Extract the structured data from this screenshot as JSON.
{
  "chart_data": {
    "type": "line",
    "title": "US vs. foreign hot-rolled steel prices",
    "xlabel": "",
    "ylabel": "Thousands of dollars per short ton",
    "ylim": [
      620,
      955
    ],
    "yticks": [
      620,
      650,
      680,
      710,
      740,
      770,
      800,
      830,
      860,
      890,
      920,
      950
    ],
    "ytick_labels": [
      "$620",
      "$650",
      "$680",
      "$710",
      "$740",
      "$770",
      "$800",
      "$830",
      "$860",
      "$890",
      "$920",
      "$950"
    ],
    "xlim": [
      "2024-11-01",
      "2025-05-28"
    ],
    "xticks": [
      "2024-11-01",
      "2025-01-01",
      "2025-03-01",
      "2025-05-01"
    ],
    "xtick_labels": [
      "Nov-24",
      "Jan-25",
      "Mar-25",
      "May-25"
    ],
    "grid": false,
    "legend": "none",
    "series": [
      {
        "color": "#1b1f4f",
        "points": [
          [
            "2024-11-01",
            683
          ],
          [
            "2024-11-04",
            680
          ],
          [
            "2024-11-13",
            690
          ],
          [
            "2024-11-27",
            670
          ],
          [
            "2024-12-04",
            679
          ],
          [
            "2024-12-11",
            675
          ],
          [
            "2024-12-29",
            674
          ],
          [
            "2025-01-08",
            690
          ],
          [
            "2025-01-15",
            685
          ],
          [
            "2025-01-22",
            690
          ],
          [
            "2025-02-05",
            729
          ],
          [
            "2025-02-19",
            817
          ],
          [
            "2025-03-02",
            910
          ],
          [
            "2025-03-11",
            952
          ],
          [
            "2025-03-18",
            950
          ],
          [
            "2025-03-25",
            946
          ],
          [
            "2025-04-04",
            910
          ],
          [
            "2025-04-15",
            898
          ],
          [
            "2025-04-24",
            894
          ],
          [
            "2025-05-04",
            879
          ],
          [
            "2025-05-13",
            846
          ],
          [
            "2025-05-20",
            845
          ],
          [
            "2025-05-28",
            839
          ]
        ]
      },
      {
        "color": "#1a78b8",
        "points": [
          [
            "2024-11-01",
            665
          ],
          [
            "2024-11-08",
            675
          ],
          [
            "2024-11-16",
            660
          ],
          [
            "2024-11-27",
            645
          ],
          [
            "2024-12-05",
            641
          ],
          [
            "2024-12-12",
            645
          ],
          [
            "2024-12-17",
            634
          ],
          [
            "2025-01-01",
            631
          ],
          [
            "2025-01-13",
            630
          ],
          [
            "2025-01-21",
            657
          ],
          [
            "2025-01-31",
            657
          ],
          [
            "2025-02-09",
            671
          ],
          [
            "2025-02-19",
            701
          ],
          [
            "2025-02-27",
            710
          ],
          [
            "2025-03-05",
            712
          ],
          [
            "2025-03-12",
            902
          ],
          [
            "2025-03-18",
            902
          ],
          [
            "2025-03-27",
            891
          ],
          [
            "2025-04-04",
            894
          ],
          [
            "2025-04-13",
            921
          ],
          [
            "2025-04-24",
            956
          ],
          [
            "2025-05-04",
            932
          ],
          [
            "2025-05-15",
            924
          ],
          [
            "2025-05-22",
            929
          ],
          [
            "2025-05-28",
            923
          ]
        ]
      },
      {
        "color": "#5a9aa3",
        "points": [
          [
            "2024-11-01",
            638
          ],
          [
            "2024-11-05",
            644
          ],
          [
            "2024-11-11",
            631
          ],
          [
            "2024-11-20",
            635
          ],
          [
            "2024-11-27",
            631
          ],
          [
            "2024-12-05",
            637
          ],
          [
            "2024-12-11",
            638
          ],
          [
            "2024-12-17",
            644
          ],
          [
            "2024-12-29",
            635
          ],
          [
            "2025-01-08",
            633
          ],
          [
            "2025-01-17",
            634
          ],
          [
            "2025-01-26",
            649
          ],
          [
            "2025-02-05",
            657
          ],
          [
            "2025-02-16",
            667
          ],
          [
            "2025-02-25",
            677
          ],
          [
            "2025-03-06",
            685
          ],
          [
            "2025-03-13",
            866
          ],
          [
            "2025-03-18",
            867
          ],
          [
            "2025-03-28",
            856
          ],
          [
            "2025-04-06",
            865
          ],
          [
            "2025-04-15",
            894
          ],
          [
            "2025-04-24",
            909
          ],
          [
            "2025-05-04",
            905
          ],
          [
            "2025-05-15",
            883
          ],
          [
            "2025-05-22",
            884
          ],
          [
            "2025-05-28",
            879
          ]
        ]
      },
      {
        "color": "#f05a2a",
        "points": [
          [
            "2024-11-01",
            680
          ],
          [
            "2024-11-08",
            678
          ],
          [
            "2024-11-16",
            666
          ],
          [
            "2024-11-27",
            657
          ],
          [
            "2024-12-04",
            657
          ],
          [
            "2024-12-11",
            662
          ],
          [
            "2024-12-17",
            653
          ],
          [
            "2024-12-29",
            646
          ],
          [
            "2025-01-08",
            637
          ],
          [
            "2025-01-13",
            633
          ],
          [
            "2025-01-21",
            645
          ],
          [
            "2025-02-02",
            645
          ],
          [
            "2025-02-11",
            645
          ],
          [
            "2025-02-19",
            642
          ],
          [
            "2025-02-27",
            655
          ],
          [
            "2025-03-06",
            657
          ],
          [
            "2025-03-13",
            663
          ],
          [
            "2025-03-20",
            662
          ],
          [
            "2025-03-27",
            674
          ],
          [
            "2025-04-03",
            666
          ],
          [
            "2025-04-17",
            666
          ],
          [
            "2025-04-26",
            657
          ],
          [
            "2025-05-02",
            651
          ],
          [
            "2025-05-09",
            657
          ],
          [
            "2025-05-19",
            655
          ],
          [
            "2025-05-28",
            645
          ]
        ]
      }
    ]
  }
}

### GOAL:
Select all lines in the listing that include the word "color".

### RESULT FOR THIS EXERCISE:
        "color": "#1b1f4f",
        "color": "#1a78b8",
        "color": "#5a9aa3",
        "color": "#f05a2a",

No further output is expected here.